-- start EXTRACTED ENTRIES --
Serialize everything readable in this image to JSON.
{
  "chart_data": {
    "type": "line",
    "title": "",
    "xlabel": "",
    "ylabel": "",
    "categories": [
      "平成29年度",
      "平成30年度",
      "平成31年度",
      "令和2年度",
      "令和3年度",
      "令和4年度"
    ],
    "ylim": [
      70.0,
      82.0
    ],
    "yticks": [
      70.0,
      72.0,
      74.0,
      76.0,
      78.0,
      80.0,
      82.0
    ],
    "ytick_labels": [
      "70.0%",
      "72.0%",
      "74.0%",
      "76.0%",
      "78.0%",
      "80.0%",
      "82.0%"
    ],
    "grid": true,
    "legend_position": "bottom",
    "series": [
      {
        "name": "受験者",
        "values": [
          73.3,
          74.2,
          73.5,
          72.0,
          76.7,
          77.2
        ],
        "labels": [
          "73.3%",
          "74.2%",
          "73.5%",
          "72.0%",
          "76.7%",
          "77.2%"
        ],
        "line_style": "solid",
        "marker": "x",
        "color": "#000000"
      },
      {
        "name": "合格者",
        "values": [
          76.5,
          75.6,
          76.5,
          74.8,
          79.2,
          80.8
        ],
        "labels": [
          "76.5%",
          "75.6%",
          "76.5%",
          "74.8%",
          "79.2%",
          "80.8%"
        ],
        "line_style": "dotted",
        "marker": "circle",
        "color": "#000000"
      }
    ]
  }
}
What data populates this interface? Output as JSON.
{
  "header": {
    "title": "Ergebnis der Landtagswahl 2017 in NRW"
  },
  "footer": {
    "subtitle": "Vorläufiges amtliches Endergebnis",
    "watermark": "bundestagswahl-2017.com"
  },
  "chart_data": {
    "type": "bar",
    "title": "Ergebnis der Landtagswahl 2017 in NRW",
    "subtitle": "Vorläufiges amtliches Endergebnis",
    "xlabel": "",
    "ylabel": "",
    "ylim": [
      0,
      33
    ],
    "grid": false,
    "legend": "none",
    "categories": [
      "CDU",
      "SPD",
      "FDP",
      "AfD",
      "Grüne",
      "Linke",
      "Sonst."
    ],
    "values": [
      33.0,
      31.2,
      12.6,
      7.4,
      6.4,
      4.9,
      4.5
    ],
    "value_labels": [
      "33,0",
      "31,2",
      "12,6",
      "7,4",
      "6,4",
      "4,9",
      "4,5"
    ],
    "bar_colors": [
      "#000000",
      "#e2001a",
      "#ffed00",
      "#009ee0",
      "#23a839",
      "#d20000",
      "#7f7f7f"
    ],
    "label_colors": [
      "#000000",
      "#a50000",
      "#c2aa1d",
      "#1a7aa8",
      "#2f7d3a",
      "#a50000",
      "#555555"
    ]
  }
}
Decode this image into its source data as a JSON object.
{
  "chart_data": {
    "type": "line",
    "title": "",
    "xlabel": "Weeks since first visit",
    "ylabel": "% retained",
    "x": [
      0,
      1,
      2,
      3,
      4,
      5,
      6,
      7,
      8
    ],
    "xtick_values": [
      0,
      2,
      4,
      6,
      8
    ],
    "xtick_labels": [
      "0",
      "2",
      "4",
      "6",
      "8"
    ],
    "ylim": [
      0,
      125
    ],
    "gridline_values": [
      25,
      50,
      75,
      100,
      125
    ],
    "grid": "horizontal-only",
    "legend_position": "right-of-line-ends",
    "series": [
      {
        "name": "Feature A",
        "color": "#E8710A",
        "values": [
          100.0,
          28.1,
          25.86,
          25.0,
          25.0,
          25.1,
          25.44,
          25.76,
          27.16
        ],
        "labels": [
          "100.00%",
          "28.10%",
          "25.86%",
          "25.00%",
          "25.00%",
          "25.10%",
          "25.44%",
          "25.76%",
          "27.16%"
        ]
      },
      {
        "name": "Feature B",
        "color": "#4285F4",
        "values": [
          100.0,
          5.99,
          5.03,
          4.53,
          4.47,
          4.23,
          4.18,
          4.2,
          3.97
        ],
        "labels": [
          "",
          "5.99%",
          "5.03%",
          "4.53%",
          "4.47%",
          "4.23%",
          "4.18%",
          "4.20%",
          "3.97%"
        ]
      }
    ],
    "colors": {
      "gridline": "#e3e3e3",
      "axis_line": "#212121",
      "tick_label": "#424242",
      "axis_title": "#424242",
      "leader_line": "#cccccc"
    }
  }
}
-- end EXTRACTED ENTRIES --
### WHAT IS BEING ASKED
From the material above, copy each line that includes the word "this".

### EXPECTED OUTPUT
Serialize everything readable in this image to JSON.
What data populates this interface? Output as JSON.
Decode this image into its source data as a JSON object.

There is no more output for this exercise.